Excerpts from a figure dataset:
--- Begin ---

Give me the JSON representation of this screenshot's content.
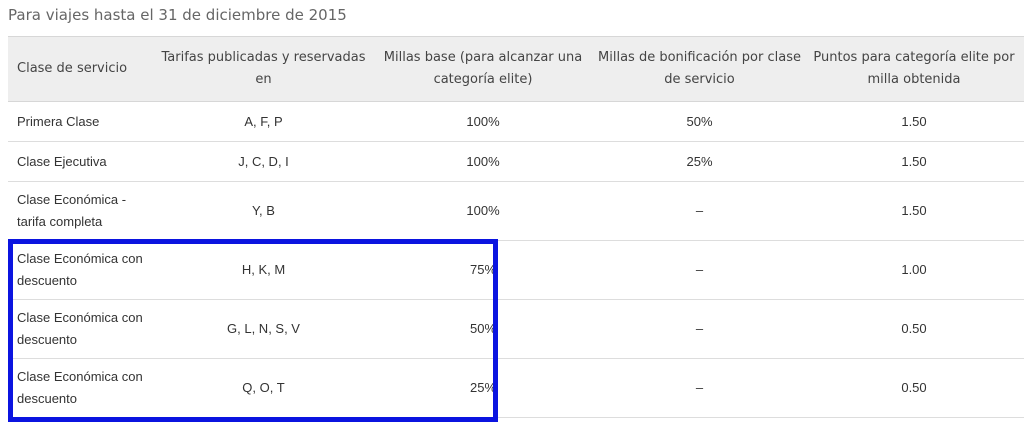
{
  "caption": "Para viajes hasta el 31 de diciembre de 2015",
  "table": {
    "headers": [
      "Clase de servicio",
      "Tarifas publicadas y reservadas en",
      "Millas base (para alcanzar una categoría elite)",
      "Millas de bonificación por clase de servicio",
      "Puntos para categoría elite por milla obtenida"
    ],
    "rows": [
      [
        "Primera Clase",
        "A, F, P",
        "100%",
        "50%",
        "1.50"
      ],
      [
        "Clase Ejecutiva",
        "J, C, D, I",
        "100%",
        "25%",
        "1.50"
      ],
      [
        "Clase Económica - tarifa completa",
        "Y, B",
        "100%",
        "–",
        "1.50"
      ],
      [
        "Clase Económica con descuento",
        "H, K, M",
        "75%",
        "–",
        "1.00"
      ],
      [
        "Clase Económica con descuento",
        "G, L, N, S, V",
        "50%",
        "–",
        "0.50"
      ],
      [
        "Clase Económica con descuento",
        "Q, O, T",
        "25%",
        "–",
        "0.50"
      ]
    ]
  },
  "colors": {
    "highlight": "#0b14e0",
    "header_background": "#eeeeee"
  }
}
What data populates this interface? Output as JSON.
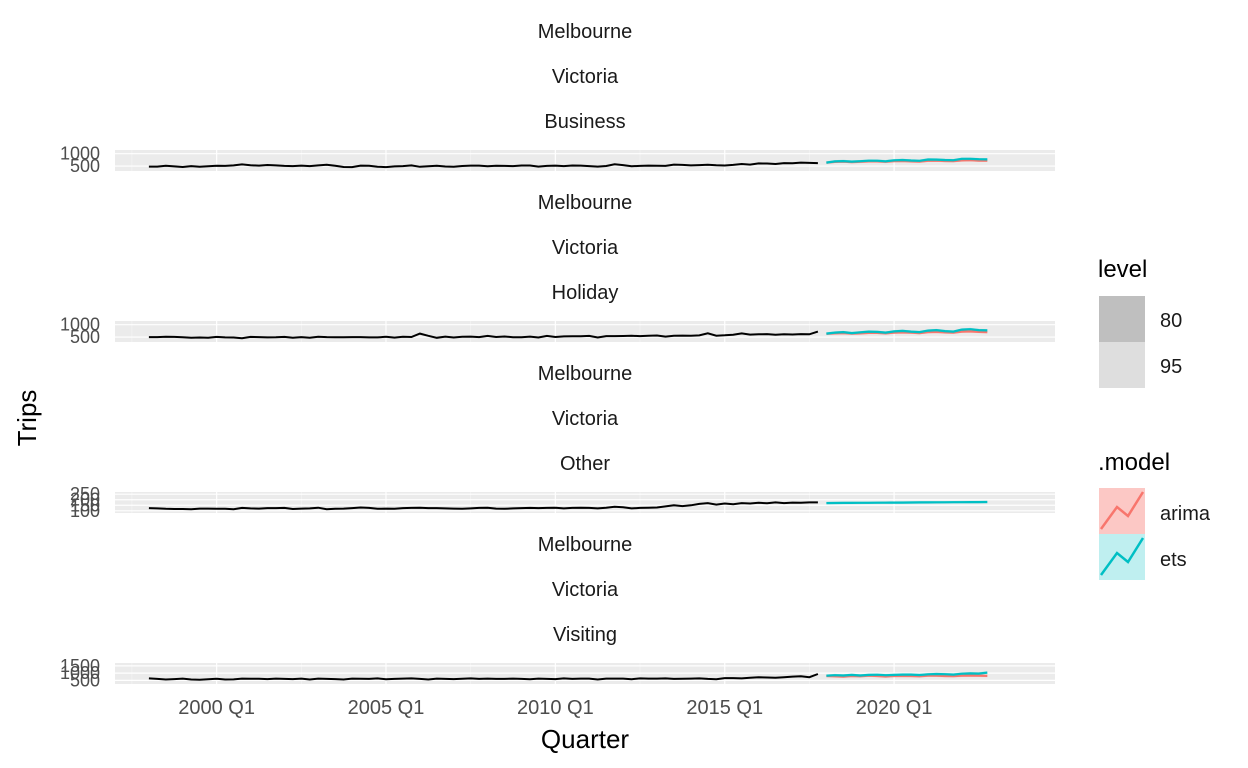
{
  "chart_data": {
    "type": "line",
    "xlabel": "Quarter",
    "ylabel": "Trips",
    "x_ticks": [
      "2000 Q1",
      "2005 Q1",
      "2010 Q1",
      "2015 Q1",
      "2020 Q1"
    ],
    "history_range": [
      "1998 Q1",
      "2017 Q4"
    ],
    "forecast_range": [
      "2018 Q1",
      "2022 Q4"
    ],
    "legend": {
      "level_title": "level",
      "levels": [
        "80",
        "95"
      ],
      "model_title": ".model",
      "models": [
        {
          "name": "arima",
          "color": "#F8766D"
        },
        {
          "name": "ets",
          "color": "#00BFC4"
        }
      ]
    },
    "panels": [
      {
        "strips": [
          "Melbourne",
          "Victoria",
          "Business"
        ],
        "y_ticks": [
          {
            "label": "1000",
            "value": 1000
          },
          {
            "label": "500",
            "value": 500
          }
        ],
        "history": [
          480,
          478,
          510,
          486,
          460,
          500,
          470,
          492,
          514,
          508,
          526,
          568,
          530,
          520,
          542,
          526,
          508,
          498,
          520,
          500,
          528,
          552,
          512,
          462,
          458,
          520,
          510,
          474,
          458,
          488,
          500,
          526,
          468,
          490,
          512,
          482,
          476,
          504,
          518,
          520,
          494,
          512,
          506,
          498,
          522,
          522,
          478,
          508,
          518,
          500,
          522,
          518,
          498,
          478,
          504,
          570,
          540,
          494,
          508,
          520,
          516,
          506,
          560,
          546,
          528,
          538,
          550,
          530,
          522,
          548,
          582,
          560,
          608,
          602,
          584,
          618,
          610,
          640,
          628,
          620
        ],
        "forecast_ets": [
          640,
          690,
          702,
          680,
          696,
          718,
          716,
          694,
          734,
          744,
          726,
          714,
          764,
          762,
          744,
          736,
          792,
          794,
          776,
          770
        ],
        "forecast_arima": [
          636,
          670,
          682,
          660,
          672,
          690,
          690,
          672,
          700,
          706,
          690,
          682,
          714,
          720,
          704,
          698,
          730,
          736,
          720,
          716
        ]
      },
      {
        "strips": [
          "Melbourne",
          "Victoria",
          "Holiday"
        ],
        "y_ticks": [
          {
            "label": "1000",
            "value": 1000
          },
          {
            "label": "500",
            "value": 500
          }
        ],
        "history": [
          500,
          500,
          510,
          508,
          496,
          476,
          482,
          474,
          508,
          488,
          484,
          452,
          508,
          500,
          488,
          492,
          508,
          472,
          500,
          474,
          510,
          500,
          494,
          490,
          500,
          500,
          486,
          488,
          510,
          478,
          510,
          504,
          640,
          552,
          472,
          518,
          484,
          516,
          520,
          498,
          548,
          502,
          524,
          494,
          492,
          518,
          484,
          546,
          502,
          526,
          536,
          530,
          546,
          484,
          540,
          540,
          544,
          552,
          538,
          554,
          564,
          520,
          550,
          560,
          552,
          568,
          654,
          556,
          570,
          594,
          650,
          600,
          610,
          620,
          596,
          610,
          604,
          620,
          612,
          720
        ],
        "forecast_ets": [
          640,
          680,
          700,
          660,
          692,
          720,
          710,
          680,
          730,
          750,
          720,
          700,
          760,
          780,
          740,
          720,
          800,
          820,
          780,
          770
        ],
        "forecast_arima": [
          630,
          650,
          660,
          640,
          650,
          670,
          670,
          650,
          680,
          690,
          680,
          660,
          700,
          710,
          690,
          680,
          720,
          730,
          710,
          700
        ]
      },
      {
        "strips": [
          "Melbourne",
          "Victoria",
          "Other"
        ],
        "y_ticks": [
          {
            "label": "250",
            "value": 250
          },
          {
            "label": "200",
            "value": 200
          },
          {
            "label": "150",
            "value": 150
          },
          {
            "label": "100",
            "value": 100
          }
        ],
        "history": [
          124,
          122,
          118,
          116,
          116,
          114,
          120,
          120,
          118,
          118,
          114,
          126,
          122,
          120,
          124,
          124,
          126,
          116,
          120,
          122,
          128,
          114,
          118,
          120,
          124,
          130,
          126,
          118,
          120,
          118,
          124,
          126,
          128,
          124,
          124,
          122,
          120,
          118,
          122,
          126,
          128,
          120,
          118,
          122,
          124,
          126,
          124,
          126,
          128,
          122,
          126,
          128,
          126,
          122,
          128,
          136,
          132,
          122,
          126,
          128,
          130,
          140,
          150,
          142,
          150,
          162,
          170,
          156,
          166,
          160,
          170,
          166,
          172,
          168,
          176,
          170,
          174,
          172,
          176,
          176
        ],
        "forecast_ets": [
          170,
          170.5,
          171,
          171.5,
          172,
          172.5,
          173,
          173.5,
          174,
          174.5,
          175,
          175.5,
          176,
          176.5,
          177,
          177.5,
          178,
          178.5,
          179,
          179.5
        ],
        "forecast_arima": []
      },
      {
        "strips": [
          "Melbourne",
          "Victoria",
          "Visiting"
        ],
        "y_ticks": [
          {
            "label": "1500",
            "value": 1500
          },
          {
            "label": "1000",
            "value": 1000
          },
          {
            "label": "500",
            "value": 500
          }
        ],
        "history": [
          640,
          600,
          560,
          590,
          620,
          560,
          540,
          580,
          610,
          560,
          570,
          620,
          610,
          610,
          590,
          620,
          600,
          590,
          620,
          560,
          620,
          600,
          590,
          560,
          620,
          610,
          600,
          640,
          580,
          600,
          620,
          640,
          600,
          560,
          620,
          600,
          590,
          610,
          640,
          600,
          620,
          600,
          600,
          620,
          600,
          580,
          620,
          600,
          590,
          640,
          600,
          620,
          620,
          560,
          620,
          620,
          620,
          580,
          640,
          620,
          620,
          640,
          600,
          610,
          620,
          640,
          600,
          580,
          660,
          660,
          640,
          680,
          720,
          700,
          680,
          720,
          760,
          780,
          720,
          940
        ],
        "forecast_ets": [
          820,
          860,
          840,
          880,
          840,
          880,
          890,
          860,
          880,
          900,
          900,
          870,
          920,
          940,
          930,
          900,
          960,
          980,
          970,
          1040
        ],
        "forecast_arima": [
          800,
          780,
          760,
          800,
          780,
          820,
          800,
          770,
          800,
          810,
          800,
          780,
          830,
          820,
          800,
          790,
          820,
          840,
          820,
          810
        ]
      }
    ]
  }
}
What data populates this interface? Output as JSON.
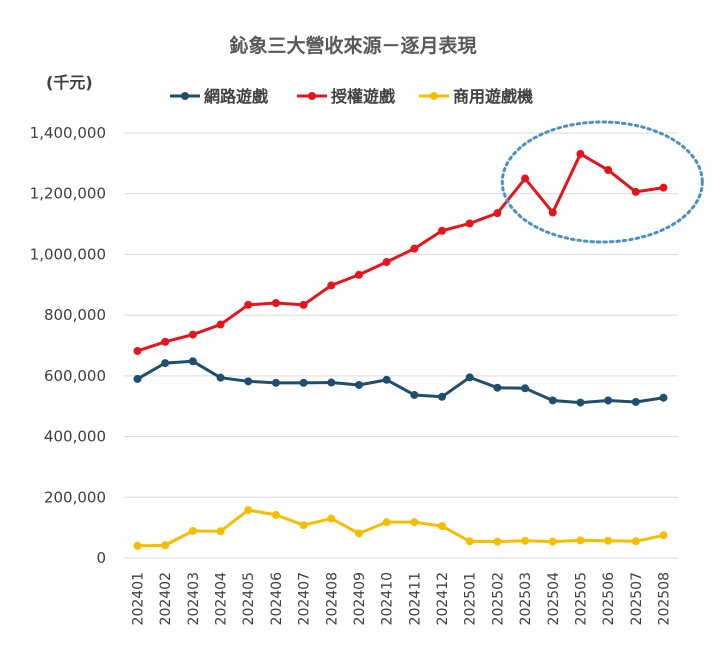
{
  "chart_data": {
    "type": "line",
    "title": "鈊象三大營收來源－逐月表現",
    "unit_label": "(千元)",
    "ylim": [
      0,
      1400000
    ],
    "yticks": [
      0,
      200000,
      400000,
      600000,
      800000,
      1000000,
      1200000,
      1400000
    ],
    "ytick_labels": [
      "0",
      "200,000",
      "400,000",
      "600,000",
      "800,000",
      "1,000,000",
      "1,200,000",
      "1,400,000"
    ],
    "grid": true,
    "legend_position": "top",
    "categories": [
      "202401",
      "202402",
      "202403",
      "202404",
      "202405",
      "202406",
      "202407",
      "202408",
      "202409",
      "202410",
      "202411",
      "202412",
      "202501",
      "202502",
      "202503",
      "202504",
      "202505",
      "202506",
      "202507",
      "202508"
    ],
    "series": [
      {
        "name": "網路遊戲",
        "color": "#1f4e6e",
        "values": [
          590000,
          642000,
          648000,
          594000,
          582000,
          577000,
          577000,
          578000,
          570000,
          587000,
          537000,
          531000,
          595000,
          561000,
          559000,
          519000,
          512000,
          519000,
          514000,
          528000
        ]
      },
      {
        "name": "授權遊戲",
        "color": "#e8141c",
        "values": [
          682000,
          712000,
          736000,
          769000,
          834000,
          840000,
          834000,
          898000,
          933000,
          975000,
          1019000,
          1078000,
          1102000,
          1136000,
          1250000,
          1138000,
          1331000,
          1278000,
          1206000,
          1220000
        ]
      },
      {
        "name": "商用遊戲機",
        "color": "#f5be00",
        "values": [
          40000,
          42000,
          89000,
          88000,
          158000,
          142000,
          108000,
          130000,
          81000,
          118000,
          118000,
          105000,
          55000,
          54000,
          57000,
          54000,
          58000,
          57000,
          55000,
          75000
        ]
      }
    ],
    "annotation": {
      "shape": "dashed-ellipse",
      "color": "#4a90c8",
      "highlight_range": [
        "202503",
        "202508"
      ]
    }
  }
}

--- End ---

### DIRECTIONS FOR THIS TASK
The word "name" appears in how many lines of the records? Give the number only.

### FULL RESPONSE
5